Given request:
Return the records verbatim from their first line through the line that contains "candle-body[interactable] <box>1180 661", including both of those lines.

Records supplied:
──────────────────────────────
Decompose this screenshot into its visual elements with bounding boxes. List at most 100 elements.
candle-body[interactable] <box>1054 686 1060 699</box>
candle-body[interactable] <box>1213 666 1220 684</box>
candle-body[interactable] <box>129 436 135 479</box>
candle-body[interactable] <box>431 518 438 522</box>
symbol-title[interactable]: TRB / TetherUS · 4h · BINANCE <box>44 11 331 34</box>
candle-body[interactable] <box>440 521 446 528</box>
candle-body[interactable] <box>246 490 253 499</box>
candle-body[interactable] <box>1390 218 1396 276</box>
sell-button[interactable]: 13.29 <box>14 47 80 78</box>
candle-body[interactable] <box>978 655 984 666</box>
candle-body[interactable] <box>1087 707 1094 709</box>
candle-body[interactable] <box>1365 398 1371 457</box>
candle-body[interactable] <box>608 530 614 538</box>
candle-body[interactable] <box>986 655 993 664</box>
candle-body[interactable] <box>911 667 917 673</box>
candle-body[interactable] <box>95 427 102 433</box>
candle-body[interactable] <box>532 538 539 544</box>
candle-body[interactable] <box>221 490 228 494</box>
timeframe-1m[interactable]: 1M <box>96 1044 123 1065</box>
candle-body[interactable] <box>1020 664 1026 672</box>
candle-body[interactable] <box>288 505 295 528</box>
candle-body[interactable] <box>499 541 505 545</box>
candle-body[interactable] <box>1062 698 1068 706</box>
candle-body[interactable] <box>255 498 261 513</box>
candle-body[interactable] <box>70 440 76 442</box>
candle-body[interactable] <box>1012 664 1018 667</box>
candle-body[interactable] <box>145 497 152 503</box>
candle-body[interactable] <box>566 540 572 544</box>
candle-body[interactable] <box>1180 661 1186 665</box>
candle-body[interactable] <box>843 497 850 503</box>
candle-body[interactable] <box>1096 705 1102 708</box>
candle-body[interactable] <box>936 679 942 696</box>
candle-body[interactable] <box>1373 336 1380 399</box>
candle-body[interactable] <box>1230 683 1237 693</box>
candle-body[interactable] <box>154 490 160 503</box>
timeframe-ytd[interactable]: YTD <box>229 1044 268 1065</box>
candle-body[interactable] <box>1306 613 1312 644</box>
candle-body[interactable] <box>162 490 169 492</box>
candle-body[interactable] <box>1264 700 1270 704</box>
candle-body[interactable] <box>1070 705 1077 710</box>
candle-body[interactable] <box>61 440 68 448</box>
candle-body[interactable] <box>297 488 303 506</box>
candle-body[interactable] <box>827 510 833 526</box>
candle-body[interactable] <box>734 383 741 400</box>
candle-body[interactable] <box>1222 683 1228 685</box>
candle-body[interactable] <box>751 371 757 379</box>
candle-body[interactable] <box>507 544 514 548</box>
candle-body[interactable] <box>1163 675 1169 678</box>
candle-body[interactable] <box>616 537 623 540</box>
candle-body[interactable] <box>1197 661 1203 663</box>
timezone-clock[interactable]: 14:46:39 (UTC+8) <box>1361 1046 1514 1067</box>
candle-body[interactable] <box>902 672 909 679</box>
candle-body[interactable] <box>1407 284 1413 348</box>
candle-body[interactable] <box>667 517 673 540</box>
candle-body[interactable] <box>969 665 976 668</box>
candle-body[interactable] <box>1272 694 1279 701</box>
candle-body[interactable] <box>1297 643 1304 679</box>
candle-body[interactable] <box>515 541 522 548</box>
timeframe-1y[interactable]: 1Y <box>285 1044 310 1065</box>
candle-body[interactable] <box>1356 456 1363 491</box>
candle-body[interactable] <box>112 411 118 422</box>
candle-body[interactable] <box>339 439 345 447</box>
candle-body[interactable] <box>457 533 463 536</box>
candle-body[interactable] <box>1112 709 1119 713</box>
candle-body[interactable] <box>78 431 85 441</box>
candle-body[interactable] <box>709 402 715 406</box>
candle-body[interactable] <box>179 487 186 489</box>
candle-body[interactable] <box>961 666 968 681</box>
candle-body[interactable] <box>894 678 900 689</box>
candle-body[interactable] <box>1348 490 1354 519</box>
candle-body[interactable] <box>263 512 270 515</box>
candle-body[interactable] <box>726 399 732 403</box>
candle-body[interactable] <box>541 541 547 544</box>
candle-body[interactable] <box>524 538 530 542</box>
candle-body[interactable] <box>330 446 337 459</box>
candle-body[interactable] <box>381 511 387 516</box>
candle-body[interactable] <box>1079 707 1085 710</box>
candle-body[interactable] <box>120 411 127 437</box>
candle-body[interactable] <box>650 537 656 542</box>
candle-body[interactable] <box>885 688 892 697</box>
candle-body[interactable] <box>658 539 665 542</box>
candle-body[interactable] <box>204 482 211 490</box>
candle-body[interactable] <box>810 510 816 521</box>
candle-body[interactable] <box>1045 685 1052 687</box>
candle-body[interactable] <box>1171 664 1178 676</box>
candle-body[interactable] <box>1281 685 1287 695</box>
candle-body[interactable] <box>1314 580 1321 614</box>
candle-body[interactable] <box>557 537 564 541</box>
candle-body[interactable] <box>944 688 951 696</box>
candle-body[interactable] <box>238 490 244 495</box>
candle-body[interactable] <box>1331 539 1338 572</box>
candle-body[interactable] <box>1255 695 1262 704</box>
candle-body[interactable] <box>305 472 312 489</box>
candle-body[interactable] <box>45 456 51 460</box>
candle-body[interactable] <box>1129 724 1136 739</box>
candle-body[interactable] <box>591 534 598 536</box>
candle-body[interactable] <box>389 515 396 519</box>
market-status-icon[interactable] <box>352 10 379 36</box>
──────────────────────────────
Full response:
Decompose this screenshot into its visual elements with bounding boxes. List at most 100 elements.
candle-body[interactable] <box>1054 686 1060 699</box>
candle-body[interactable] <box>1213 666 1220 684</box>
candle-body[interactable] <box>129 436 135 479</box>
candle-body[interactable] <box>431 518 438 522</box>
symbol-title[interactable]: TRB / TetherUS · 4h · BINANCE <box>44 11 331 34</box>
candle-body[interactable] <box>440 521 446 528</box>
candle-body[interactable] <box>246 490 253 499</box>
candle-body[interactable] <box>1390 218 1396 276</box>
sell-button[interactable]: 13.29 <box>14 47 80 78</box>
candle-body[interactable] <box>978 655 984 666</box>
candle-body[interactable] <box>1087 707 1094 709</box>
candle-body[interactable] <box>1365 398 1371 457</box>
candle-body[interactable] <box>608 530 614 538</box>
candle-body[interactable] <box>986 655 993 664</box>
candle-body[interactable] <box>911 667 917 673</box>
candle-body[interactable] <box>95 427 102 433</box>
candle-body[interactable] <box>532 538 539 544</box>
candle-body[interactable] <box>221 490 228 494</box>
timeframe-1m[interactable]: 1M <box>96 1044 123 1065</box>
candle-body[interactable] <box>1020 664 1026 672</box>
candle-body[interactable] <box>288 505 295 528</box>
candle-body[interactable] <box>499 541 505 545</box>
candle-body[interactable] <box>1062 698 1068 706</box>
candle-body[interactable] <box>255 498 261 513</box>
candle-body[interactable] <box>70 440 76 442</box>
candle-body[interactable] <box>1012 664 1018 667</box>
candle-body[interactable] <box>145 497 152 503</box>
candle-body[interactable] <box>566 540 572 544</box>
candle-body[interactable] <box>1180 661 1186 665</box>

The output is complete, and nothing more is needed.